* Problem *
Go through the records and give each one again exactly.

* Available records *
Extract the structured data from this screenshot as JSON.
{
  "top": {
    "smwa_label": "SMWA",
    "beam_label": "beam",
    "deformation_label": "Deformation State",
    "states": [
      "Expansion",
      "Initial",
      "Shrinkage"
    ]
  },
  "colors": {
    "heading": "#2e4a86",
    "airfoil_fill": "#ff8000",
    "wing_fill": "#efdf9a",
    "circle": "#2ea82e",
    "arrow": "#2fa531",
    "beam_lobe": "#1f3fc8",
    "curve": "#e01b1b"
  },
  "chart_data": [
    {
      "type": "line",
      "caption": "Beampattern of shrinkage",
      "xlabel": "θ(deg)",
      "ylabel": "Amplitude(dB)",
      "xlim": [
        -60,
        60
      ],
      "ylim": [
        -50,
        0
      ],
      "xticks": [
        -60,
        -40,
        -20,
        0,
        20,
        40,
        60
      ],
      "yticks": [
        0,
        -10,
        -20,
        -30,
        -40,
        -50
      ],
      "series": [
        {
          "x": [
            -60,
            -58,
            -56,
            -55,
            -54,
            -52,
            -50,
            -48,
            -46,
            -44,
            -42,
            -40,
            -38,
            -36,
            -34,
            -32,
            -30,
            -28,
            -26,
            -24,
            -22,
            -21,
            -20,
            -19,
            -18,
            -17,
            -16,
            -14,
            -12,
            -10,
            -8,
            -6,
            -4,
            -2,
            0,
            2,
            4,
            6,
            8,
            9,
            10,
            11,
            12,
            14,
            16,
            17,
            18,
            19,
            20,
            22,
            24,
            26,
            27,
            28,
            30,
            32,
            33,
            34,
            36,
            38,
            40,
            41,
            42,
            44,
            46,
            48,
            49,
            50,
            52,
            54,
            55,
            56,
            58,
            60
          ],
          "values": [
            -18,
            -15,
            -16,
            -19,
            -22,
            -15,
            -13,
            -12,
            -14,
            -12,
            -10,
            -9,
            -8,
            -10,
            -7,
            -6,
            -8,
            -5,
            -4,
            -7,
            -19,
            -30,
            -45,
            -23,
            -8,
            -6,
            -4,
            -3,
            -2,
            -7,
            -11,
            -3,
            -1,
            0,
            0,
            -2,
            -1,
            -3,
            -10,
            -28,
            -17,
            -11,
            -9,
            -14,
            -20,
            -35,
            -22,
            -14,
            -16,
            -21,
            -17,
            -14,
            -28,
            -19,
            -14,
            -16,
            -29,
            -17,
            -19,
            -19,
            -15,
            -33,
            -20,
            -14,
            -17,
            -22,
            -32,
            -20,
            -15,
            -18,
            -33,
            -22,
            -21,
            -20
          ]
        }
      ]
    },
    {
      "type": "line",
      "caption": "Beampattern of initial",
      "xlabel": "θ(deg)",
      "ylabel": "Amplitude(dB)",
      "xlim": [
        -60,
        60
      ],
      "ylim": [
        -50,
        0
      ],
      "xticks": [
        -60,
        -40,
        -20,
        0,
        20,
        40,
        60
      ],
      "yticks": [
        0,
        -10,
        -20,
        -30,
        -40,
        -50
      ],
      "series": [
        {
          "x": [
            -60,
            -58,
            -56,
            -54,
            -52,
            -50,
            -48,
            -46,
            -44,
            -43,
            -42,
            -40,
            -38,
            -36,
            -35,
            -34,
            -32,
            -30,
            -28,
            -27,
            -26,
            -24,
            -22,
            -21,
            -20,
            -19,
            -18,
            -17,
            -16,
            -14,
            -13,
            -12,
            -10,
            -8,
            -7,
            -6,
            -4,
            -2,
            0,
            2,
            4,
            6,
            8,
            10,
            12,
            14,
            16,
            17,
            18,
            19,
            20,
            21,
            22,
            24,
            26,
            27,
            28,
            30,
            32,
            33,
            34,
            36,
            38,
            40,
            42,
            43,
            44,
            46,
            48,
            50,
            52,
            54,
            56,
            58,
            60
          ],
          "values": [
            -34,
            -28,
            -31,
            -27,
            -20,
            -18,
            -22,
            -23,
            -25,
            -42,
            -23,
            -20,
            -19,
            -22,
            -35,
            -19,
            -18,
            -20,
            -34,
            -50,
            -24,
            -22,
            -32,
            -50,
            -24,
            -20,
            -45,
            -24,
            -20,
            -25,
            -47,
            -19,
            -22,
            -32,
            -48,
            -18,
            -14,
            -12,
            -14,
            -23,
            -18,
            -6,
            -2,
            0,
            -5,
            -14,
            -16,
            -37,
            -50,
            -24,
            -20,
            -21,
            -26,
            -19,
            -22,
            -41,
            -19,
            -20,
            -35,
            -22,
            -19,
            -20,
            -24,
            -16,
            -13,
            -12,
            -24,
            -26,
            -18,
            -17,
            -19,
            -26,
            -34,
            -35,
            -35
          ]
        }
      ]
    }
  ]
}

* Full solution *
Extract the structured data from this screenshot as JSON.
{
  "top": {
    "smwa_label": "SMWA",
    "beam_label": "beam",
    "deformation_label": "Deformation State",
    "states": [
      "Expansion",
      "Initial",
      "Shrinkage"
    ]
  },
  "colors": {
    "heading": "#2e4a86",
    "airfoil_fill": "#ff8000",
    "wing_fill": "#efdf9a",
    "circle": "#2ea82e",
    "arrow": "#2fa531",
    "beam_lobe": "#1f3fc8",
    "curve": "#e01b1b"
  },
  "chart_data": [
    {
      "type": "line",
      "caption": "Beampattern of shrinkage",
      "xlabel": "θ(deg)",
      "ylabel": "Amplitude(dB)",
      "xlim": [
        -60,
        60
      ],
      "ylim": [
        -50,
        0
      ],
      "xticks": [
        -60,
        -40,
        -20,
        0,
        20,
        40,
        60
      ],
      "yticks": [
        0,
        -10,
        -20,
        -30,
        -40,
        -50
      ],
      "series": [
        {
          "x": [
            -60,
            -58,
            -56,
            -55,
            -54,
            -52,
            -50,
            -48,
            -46,
            -44,
            -42,
            -40,
            -38,
            -36,
            -34,
            -32,
            -30,
            -28,
            -26,
            -24,
            -22,
            -21,
            -20,
            -19,
            -18,
            -17,
            -16,
            -14,
            -12,
            -10,
            -8,
            -6,
            -4,
            -2,
            0,
            2,
            4,
            6,
            8,
            9,
            10,
            11,
            12,
            14,
            16,
            17,
            18,
            19,
            20,
            22,
            24,
            26,
            27,
            28,
            30,
            32,
            33,
            34,
            36,
            38,
            40,
            41,
            42,
            44,
            46,
            48,
            49,
            50,
            52,
            54,
            55,
            56,
            58,
            60
          ],
          "values": [
            -18,
            -15,
            -16,
            -19,
            -22,
            -15,
            -13,
            -12,
            -14,
            -12,
            -10,
            -9,
            -8,
            -10,
            -7,
            -6,
            -8,
            -5,
            -4,
            -7,
            -19,
            -30,
            -45,
            -23,
            -8,
            -6,
            -4,
            -3,
            -2,
            -7,
            -11,
            -3,
            -1,
            0,
            0,
            -2,
            -1,
            -3,
            -10,
            -28,
            -17,
            -11,
            -9,
            -14,
            -20,
            -35,
            -22,
            -14,
            -16,
            -21,
            -17,
            -14,
            -28,
            -19,
            -14,
            -16,
            -29,
            -17,
            -19,
            -19,
            -15,
            -33,
            -20,
            -14,
            -17,
            -22,
            -32,
            -20,
            -15,
            -18,
            -33,
            -22,
            -21,
            -20
          ]
        }
      ]
    },
    {
      "type": "line",
      "caption": "Beampattern of initial",
      "xlabel": "θ(deg)",
      "ylabel": "Amplitude(dB)",
      "xlim": [
        -60,
        60
      ],
      "ylim": [
        -50,
        0
      ],
      "xticks": [
        -60,
        -40,
        -20,
        0,
        20,
        40,
        60
      ],
      "yticks": [
        0,
        -10,
        -20,
        -30,
        -40,
        -50
      ],
      "series": [
        {
          "x": [
            -60,
            -58,
            -56,
            -54,
            -52,
            -50,
            -48,
            -46,
            -44,
            -43,
            -42,
            -40,
            -38,
            -36,
            -35,
            -34,
            -32,
            -30,
            -28,
            -27,
            -26,
            -24,
            -22,
            -21,
            -20,
            -19,
            -18,
            -17,
            -16,
            -14,
            -13,
            -12,
            -10,
            -8,
            -7,
            -6,
            -4,
            -2,
            0,
            2,
            4,
            6,
            8,
            10,
            12,
            14,
            16,
            17,
            18,
            19,
            20,
            21,
            22,
            24,
            26,
            27,
            28,
            30,
            32,
            33,
            34,
            36,
            38,
            40,
            42,
            43,
            44,
            46,
            48,
            50,
            52,
            54,
            56,
            58,
            60
          ],
          "values": [
            -34,
            -28,
            -31,
            -27,
            -20,
            -18,
            -22,
            -23,
            -25,
            -42,
            -23,
            -20,
            -19,
            -22,
            -35,
            -19,
            -18,
            -20,
            -34,
            -50,
            -24,
            -22,
            -32,
            -50,
            -24,
            -20,
            -45,
            -24,
            -20,
            -25,
            -47,
            -19,
            -22,
            -32,
            -48,
            -18,
            -14,
            -12,
            -14,
            -23,
            -18,
            -6,
            -2,
            0,
            -5,
            -14,
            -16,
            -37,
            -50,
            -24,
            -20,
            -21,
            -26,
            -19,
            -22,
            -41,
            -19,
            -20,
            -35,
            -22,
            -19,
            -20,
            -24,
            -16,
            -13,
            -12,
            -24,
            -26,
            -18,
            -17,
            -19,
            -26,
            -34,
            -35,
            -35
          ]
        }
      ]
    }
  ]
}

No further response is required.